What the exercise asks: Tally up how many lines in the listing below contain the string "pattern", and give only the total.

====

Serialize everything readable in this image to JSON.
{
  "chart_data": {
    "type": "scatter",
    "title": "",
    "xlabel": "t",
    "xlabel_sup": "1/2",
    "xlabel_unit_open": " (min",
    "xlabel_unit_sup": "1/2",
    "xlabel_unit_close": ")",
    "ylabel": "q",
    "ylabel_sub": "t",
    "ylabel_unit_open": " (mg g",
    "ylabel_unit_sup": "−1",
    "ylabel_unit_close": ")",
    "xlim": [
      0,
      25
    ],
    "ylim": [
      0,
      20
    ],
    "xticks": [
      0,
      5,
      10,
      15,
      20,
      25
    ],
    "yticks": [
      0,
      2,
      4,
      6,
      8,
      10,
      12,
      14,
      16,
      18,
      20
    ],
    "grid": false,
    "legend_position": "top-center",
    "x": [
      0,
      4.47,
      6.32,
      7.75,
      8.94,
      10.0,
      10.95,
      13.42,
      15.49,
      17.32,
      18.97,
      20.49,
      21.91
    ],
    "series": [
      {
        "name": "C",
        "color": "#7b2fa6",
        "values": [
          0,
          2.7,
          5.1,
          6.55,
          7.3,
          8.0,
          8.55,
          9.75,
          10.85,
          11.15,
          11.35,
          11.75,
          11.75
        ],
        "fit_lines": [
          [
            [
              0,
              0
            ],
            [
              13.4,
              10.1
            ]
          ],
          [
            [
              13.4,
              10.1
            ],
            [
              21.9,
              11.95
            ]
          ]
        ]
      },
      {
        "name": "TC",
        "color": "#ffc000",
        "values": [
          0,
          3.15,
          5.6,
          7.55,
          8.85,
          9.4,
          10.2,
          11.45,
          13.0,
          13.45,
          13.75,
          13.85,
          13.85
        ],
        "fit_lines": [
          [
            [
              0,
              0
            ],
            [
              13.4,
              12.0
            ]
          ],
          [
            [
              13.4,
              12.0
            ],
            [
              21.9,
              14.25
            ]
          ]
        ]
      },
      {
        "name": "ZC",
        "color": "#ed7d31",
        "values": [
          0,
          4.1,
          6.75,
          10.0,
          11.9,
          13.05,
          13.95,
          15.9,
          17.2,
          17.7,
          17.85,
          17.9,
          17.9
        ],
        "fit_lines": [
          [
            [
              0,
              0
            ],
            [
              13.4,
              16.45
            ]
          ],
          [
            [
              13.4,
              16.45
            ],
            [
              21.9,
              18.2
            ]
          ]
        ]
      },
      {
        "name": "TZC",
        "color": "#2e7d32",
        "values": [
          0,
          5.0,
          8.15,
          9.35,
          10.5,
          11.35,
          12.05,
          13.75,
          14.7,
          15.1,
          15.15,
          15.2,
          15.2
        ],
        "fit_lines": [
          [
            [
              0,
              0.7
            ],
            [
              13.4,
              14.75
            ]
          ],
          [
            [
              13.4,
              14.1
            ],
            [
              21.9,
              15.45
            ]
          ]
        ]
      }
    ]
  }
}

====

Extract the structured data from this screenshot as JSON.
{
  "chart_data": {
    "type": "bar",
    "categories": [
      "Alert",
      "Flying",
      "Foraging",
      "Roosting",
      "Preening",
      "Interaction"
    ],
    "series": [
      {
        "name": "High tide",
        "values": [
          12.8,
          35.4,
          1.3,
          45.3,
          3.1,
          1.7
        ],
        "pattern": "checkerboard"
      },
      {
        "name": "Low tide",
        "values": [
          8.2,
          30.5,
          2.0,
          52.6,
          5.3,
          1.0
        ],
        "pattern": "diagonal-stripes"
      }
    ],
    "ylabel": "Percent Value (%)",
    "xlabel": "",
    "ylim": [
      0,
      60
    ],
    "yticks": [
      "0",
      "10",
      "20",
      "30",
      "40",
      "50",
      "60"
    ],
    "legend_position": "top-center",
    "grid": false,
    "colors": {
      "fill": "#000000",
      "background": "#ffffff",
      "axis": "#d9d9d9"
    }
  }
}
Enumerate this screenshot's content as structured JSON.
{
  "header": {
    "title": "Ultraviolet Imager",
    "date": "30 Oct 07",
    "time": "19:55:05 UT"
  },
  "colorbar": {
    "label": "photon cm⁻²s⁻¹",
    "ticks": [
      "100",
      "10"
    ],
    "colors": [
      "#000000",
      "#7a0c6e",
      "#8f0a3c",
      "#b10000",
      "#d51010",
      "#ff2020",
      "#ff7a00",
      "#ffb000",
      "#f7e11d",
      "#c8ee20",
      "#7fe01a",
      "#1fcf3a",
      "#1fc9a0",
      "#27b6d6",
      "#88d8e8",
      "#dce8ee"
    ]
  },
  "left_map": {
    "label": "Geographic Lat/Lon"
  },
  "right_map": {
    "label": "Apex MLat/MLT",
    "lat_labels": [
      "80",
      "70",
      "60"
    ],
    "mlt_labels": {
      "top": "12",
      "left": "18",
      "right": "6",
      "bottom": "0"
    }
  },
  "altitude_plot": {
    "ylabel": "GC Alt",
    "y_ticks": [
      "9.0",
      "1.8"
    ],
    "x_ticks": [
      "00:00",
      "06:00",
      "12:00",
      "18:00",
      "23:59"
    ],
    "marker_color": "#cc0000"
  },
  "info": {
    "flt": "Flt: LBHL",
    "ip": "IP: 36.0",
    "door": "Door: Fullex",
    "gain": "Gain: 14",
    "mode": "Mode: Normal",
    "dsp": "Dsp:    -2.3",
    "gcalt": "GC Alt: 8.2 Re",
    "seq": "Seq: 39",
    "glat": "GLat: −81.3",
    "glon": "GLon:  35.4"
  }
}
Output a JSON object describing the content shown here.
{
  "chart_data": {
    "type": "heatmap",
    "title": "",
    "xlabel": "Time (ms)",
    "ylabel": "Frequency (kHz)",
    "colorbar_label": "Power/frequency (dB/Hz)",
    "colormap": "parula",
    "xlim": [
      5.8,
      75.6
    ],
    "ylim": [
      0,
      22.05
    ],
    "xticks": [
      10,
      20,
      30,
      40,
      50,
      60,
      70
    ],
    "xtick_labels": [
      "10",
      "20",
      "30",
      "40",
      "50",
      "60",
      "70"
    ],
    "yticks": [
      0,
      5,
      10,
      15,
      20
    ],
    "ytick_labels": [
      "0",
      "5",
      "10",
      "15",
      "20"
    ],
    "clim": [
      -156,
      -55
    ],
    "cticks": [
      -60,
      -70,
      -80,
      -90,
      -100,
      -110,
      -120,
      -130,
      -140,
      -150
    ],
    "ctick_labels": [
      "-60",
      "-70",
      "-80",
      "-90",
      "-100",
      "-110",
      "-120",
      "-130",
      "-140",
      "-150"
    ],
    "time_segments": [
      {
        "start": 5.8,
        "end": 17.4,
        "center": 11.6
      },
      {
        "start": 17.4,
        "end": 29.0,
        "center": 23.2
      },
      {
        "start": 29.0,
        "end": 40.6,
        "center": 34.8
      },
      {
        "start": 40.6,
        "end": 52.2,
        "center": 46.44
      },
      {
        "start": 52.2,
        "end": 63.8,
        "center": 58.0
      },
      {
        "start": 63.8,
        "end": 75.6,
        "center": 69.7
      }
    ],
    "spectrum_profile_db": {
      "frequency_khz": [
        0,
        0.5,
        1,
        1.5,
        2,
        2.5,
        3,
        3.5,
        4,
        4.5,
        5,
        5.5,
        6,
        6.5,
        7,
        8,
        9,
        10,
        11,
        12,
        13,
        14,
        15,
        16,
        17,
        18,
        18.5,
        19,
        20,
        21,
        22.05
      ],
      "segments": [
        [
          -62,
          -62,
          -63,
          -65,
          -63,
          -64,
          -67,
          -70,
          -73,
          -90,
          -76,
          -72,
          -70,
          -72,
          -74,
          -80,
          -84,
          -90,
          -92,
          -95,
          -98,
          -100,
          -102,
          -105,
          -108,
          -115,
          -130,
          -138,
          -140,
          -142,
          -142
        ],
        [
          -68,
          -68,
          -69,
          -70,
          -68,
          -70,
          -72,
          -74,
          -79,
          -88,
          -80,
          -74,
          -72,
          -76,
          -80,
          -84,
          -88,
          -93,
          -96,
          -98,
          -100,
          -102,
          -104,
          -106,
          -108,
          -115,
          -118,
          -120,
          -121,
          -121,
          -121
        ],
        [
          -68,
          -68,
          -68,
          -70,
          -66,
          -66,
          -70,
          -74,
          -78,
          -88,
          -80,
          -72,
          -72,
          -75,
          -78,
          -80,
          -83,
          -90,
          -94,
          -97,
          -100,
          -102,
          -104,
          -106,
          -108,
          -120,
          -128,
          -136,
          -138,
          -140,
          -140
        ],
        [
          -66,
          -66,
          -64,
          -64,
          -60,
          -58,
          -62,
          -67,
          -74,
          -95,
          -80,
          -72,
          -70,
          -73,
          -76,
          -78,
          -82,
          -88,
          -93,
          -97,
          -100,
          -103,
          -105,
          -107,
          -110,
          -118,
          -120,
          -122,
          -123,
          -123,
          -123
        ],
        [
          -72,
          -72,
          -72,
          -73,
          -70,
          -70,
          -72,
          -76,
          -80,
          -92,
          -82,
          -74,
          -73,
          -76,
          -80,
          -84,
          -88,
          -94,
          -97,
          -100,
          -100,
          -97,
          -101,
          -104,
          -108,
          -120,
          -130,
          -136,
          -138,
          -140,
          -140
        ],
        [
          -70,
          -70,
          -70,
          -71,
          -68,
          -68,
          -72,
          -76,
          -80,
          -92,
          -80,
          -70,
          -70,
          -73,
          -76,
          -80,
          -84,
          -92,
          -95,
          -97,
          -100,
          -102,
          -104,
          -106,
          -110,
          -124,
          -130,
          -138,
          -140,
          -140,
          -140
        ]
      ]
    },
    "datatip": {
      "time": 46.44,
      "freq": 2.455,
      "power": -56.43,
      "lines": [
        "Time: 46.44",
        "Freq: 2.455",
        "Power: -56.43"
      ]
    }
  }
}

====

Result of this exercise: 2